Stored items:
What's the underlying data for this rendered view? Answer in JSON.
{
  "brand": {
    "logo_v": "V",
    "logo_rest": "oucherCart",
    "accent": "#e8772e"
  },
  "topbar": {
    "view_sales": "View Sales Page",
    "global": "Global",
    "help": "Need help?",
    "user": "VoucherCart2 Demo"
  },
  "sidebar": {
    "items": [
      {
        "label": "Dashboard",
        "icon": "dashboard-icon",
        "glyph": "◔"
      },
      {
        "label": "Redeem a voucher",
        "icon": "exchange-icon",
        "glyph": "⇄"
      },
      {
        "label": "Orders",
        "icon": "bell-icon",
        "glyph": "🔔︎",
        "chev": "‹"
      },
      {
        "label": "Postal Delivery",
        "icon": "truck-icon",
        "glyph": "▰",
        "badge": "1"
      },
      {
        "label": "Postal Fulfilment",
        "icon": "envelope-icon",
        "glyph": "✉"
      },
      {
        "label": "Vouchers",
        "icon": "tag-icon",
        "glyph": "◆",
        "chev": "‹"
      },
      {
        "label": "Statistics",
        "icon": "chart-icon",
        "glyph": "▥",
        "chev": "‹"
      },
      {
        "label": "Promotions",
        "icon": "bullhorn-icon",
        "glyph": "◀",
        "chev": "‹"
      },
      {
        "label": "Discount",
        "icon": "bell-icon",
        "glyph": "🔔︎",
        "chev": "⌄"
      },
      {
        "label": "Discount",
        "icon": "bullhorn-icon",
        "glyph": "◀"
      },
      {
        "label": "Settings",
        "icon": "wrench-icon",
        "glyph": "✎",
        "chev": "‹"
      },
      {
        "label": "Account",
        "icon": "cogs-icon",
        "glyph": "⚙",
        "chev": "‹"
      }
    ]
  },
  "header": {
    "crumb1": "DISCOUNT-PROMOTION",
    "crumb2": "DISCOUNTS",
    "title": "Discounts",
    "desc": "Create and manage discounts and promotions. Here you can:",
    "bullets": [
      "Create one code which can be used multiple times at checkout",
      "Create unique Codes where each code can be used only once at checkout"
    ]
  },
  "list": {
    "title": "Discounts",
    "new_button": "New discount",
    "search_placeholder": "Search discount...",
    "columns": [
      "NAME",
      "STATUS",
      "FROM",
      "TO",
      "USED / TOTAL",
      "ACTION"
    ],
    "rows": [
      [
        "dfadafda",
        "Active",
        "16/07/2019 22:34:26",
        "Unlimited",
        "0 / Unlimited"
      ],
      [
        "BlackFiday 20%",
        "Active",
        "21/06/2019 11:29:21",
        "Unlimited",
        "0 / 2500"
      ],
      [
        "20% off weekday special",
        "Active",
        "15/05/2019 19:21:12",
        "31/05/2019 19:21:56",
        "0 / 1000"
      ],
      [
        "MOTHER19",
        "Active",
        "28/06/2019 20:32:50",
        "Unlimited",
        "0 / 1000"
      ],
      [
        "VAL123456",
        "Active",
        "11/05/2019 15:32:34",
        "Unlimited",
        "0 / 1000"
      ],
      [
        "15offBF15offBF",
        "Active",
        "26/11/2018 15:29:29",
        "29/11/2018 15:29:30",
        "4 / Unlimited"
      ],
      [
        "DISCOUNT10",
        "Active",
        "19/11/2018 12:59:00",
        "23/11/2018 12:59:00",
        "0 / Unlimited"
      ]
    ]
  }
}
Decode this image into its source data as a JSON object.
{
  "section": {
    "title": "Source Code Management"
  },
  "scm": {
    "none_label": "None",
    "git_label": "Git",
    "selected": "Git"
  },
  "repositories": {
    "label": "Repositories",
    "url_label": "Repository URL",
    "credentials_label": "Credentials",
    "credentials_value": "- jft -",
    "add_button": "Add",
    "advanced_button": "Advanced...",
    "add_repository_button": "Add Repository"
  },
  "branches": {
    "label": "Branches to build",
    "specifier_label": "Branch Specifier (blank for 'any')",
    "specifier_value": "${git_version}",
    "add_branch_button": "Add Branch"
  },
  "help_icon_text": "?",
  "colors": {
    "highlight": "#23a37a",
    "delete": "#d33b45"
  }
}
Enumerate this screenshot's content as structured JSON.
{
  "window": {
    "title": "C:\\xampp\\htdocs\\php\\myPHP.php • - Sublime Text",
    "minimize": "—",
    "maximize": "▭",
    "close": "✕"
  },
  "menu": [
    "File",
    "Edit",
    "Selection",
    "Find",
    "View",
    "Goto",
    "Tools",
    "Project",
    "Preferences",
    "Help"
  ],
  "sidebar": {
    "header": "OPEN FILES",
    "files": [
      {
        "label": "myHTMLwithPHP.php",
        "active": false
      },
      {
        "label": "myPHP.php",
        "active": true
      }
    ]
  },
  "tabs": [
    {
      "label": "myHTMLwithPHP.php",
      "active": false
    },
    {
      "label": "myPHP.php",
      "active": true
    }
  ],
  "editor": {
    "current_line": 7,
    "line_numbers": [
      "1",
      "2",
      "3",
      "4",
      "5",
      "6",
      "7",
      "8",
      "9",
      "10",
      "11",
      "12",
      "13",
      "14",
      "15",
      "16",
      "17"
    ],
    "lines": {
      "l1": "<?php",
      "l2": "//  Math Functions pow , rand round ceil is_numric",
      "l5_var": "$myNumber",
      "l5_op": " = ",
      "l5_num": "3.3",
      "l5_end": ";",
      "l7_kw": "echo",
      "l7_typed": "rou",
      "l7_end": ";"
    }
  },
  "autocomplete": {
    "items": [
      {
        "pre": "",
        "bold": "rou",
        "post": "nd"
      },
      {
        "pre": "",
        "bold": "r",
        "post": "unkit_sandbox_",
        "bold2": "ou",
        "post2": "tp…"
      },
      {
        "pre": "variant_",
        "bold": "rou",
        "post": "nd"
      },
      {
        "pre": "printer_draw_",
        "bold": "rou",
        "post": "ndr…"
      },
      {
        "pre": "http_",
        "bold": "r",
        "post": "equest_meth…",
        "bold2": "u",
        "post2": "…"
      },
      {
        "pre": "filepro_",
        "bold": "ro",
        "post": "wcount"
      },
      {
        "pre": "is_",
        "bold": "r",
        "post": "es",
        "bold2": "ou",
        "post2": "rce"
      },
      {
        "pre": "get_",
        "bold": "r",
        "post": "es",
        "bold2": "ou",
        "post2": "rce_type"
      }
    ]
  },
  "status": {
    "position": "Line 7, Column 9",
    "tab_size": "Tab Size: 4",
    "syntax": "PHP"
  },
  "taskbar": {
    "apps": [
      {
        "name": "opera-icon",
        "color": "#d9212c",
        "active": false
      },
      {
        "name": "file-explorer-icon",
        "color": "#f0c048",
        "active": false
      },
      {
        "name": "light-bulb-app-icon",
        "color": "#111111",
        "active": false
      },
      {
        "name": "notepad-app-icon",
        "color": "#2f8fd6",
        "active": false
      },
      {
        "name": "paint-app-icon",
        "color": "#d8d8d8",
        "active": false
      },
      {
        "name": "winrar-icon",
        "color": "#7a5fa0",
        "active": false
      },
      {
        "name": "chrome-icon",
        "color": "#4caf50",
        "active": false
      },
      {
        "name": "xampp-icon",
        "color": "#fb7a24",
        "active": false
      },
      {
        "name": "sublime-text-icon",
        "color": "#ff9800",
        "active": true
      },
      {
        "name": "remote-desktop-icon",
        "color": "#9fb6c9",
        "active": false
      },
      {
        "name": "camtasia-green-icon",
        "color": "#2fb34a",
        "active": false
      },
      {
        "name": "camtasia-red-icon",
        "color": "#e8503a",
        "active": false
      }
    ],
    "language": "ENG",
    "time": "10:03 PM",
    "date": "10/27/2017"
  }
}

PROBLEM DESCRIPTION:
Repeat the material above in full, quoting it exactly.

FINAL RESULT:
What's the underlying data for this rendered view? Answer in JSON.
{
  "brand": {
    "logo_v": "V",
    "logo_rest": "oucherCart",
    "accent": "#e8772e"
  },
  "topbar": {
    "view_sales": "View Sales Page",
    "global": "Global",
    "help": "Need help?",
    "user": "VoucherCart2 Demo"
  },
  "sidebar": {
    "items": [
      {
        "label": "Dashboard",
        "icon": "dashboard-icon",
        "glyph": "◔"
      },
      {
        "label": "Redeem a voucher",
        "icon": "exchange-icon",
        "glyph": "⇄"
      },
      {
        "label": "Orders",
        "icon": "bell-icon",
        "glyph": "🔔︎",
        "chev": "‹"
      },
      {
        "label": "Postal Delivery",
        "icon": "truck-icon",
        "glyph": "▰",
        "badge": "1"
      },
      {
        "label": "Postal Fulfilment",
        "icon": "envelope-icon",
        "glyph": "✉"
      },
      {
        "label": "Vouchers",
        "icon": "tag-icon",
        "glyph": "◆",
        "chev": "‹"
      },
      {
        "label": "Statistics",
        "icon": "chart-icon",
        "glyph": "▥",
        "chev": "‹"
      },
      {
        "label": "Promotions",
        "icon": "bullhorn-icon",
        "glyph": "◀",
        "chev": "‹"
      },
      {
        "label": "Discount",
        "icon": "bell-icon",
        "glyph": "🔔︎",
        "chev": "⌄"
      },
      {
        "label": "Discount",
        "icon": "bullhorn-icon",
        "glyph": "◀"
      },
      {
        "label": "Settings",
        "icon": "wrench-icon",
        "glyph": "✎",
        "chev": "‹"
      },
      {
        "label": "Account",
        "icon": "cogs-icon",
        "glyph": "⚙",
        "chev": "‹"
      }
    ]
  },
  "header": {
    "crumb1": "DISCOUNT-PROMOTION",
    "crumb2": "DISCOUNTS",
    "title": "Discounts",
    "desc": "Create and manage discounts and promotions. Here you can:",
    "bullets": [
      "Create one code which can be used multiple times at checkout",
      "Create unique Codes where each code can be used only once at checkout"
    ]
  },
  "list": {
    "title": "Discounts",
    "new_button": "New discount",
    "search_placeholder": "Search discount...",
    "columns": [
      "NAME",
      "STATUS",
      "FROM",
      "TO",
      "USED / TOTAL",
      "ACTION"
    ],
    "rows": [
      [
        "dfadafda",
        "Active",
        "16/07/2019 22:34:26",
        "Unlimited",
        "0 / Unlimited"
      ],
      [
        "BlackFiday 20%",
        "Active",
        "21/06/2019 11:29:21",
        "Unlimited",
        "0 / 2500"
      ],
      [
        "20% off weekday special",
        "Active",
        "15/05/2019 19:21:12",
        "31/05/2019 19:21:56",
        "0 / 1000"
      ],
      [
        "MOTHER19",
        "Active",
        "28/06/2019 20:32:50",
        "Unlimited",
        "0 / 1000"
      ],
      [
        "VAL123456",
        "Active",
        "11/05/2019 15:32:34",
        "Unlimited",
        "0 / 1000"
      ],
      [
        "15offBF15offBF",
        "Active",
        "26/11/2018 15:29:29",
        "29/11/2018 15:29:30",
        "4 / Unlimited"
      ],
      [
        "DISCOUNT10",
        "Active",
        "19/11/2018 12:59:00",
        "23/11/2018 12:59:00",
        "0 / Unlimited"
      ]
    ]
  }
}
Decode this image into its source data as a JSON object.
{
  "section": {
    "title": "Source Code Management"
  },
  "scm": {
    "none_label": "None",
    "git_label": "Git",
    "selected": "Git"
  },
  "repositories": {
    "label": "Repositories",
    "url_label": "Repository URL",
    "credentials_label": "Credentials",
    "credentials_value": "- jft -",
    "add_button": "Add",
    "advanced_button": "Advanced...",
    "add_repository_button": "Add Repository"
  },
  "branches": {
    "label": "Branches to build",
    "specifier_label": "Branch Specifier (blank for 'any')",
    "specifier_value": "${git_version}",
    "add_branch_button": "Add Branch"
  },
  "help_icon_text": "?",
  "colors": {
    "highlight": "#23a37a",
    "delete": "#d33b45"
  }
}
Enumerate this screenshot's content as structured JSON.
{
  "window": {
    "title": "C:\\xampp\\htdocs\\php\\myPHP.php • - Sublime Text",
    "minimize": "—",
    "maximize": "▭",
    "close": "✕"
  },
  "menu": [
    "File",
    "Edit",
    "Selection",
    "Find",
    "View",
    "Goto",
    "Tools",
    "Project",
    "Preferences",
    "Help"
  ],
  "sidebar": {
    "header": "OPEN FILES",
    "files": [
      {
        "label": "myHTMLwithPHP.php",
        "active": false
      },
      {
        "label": "myPHP.php",
        "active": true
      }
    ]
  },
  "tabs": [
    {
      "label": "myHTMLwithPHP.php",
      "active": false
    },
    {
      "label": "myPHP.php",
      "active": true
    }
  ],
  "editor": {
    "current_line": 7,
    "line_numbers": [
      "1",
      "2",
      "3",
      "4",
      "5",
      "6",
      "7",
      "8",
      "9",
      "10",
      "11",
      "12",
      "13",
      "14",
      "15",
      "16",
      "17"
    ],
    "lines": {
      "l1": "<?php",
      "l2": "//  Math Functions pow , rand round ceil is_numric",
      "l5_var": "$myNumber",
      "l5_op": " = ",
      "l5_num": "3.3",
      "l5_end": ";",
      "l7_kw": "echo",
      "l7_typed": "rou",
      "l7_end": ";"
    }
  },
  "autocomplete": {
    "items": [
      {
        "pre": "",
        "bold": "rou",
        "post": "nd"
      },
      {
        "pre": "",
        "bold": "r",
        "post": "unkit_sandbox_",
        "bold2": "ou",
        "post2": "tp…"
      },
      {
        "pre": "variant_",
        "bold": "rou",
        "post": "nd"
      },
      {
        "pre": "printer_draw_",
        "bold": "rou",
        "post": "ndr…"
      },
      {
        "pre": "http_",
        "bold": "r",
        "post": "equest_meth…",
        "bold2": "u",
        "post2": "…"
      },
      {
        "pre": "filepro_",
        "bold": "ro",
        "post": "wcount"
      },
      {
        "pre": "is_",
        "bold": "r",
        "post": "es",
        "bold2": "ou",
        "post2": "rce"
      },
      {
        "pre": "get_",
        "bold": "r",
        "post": "es",
        "bold2": "ou",
        "post2": "rce_type"
      }
    ]
  },
  "status": {
    "position": "Line 7, Column 9",
    "tab_size": "Tab Size: 4",
    "syntax": "PHP"
  },
  "taskbar": {
    "apps": [
      {
        "name": "opera-icon",
        "color": "#d9212c",
        "active": false
      },
      {
        "name": "file-explorer-icon",
        "color": "#f0c048",
        "active": false
      },
      {
        "name": "light-bulb-app-icon",
        "color": "#111111",
        "active": false
      },
      {
        "name": "notepad-app-icon",
        "color": "#2f8fd6",
        "active": false
      },
      {
        "name": "paint-app-icon",
        "color": "#d8d8d8",
        "active": false
      },
      {
        "name": "winrar-icon",
        "color": "#7a5fa0",
        "active": false
      },
      {
        "name": "chrome-icon",
        "color": "#4caf50",
        "active": false
      },
      {
        "name": "xampp-icon",
        "color": "#fb7a24",
        "active": false
      },
      {
        "name": "sublime-text-icon",
        "color": "#ff9800",
        "active": true
      },
      {
        "name": "remote-desktop-icon",
        "color": "#9fb6c9",
        "active": false
      },
      {
        "name": "camtasia-green-icon",
        "color": "#2fb34a",
        "active": false
      },
      {
        "name": "camtasia-red-icon",
        "color": "#e8503a",
        "active": false
      }
    ],
    "language": "ENG",
    "time": "10:03 PM",
    "date": "10/27/2017"
  }
}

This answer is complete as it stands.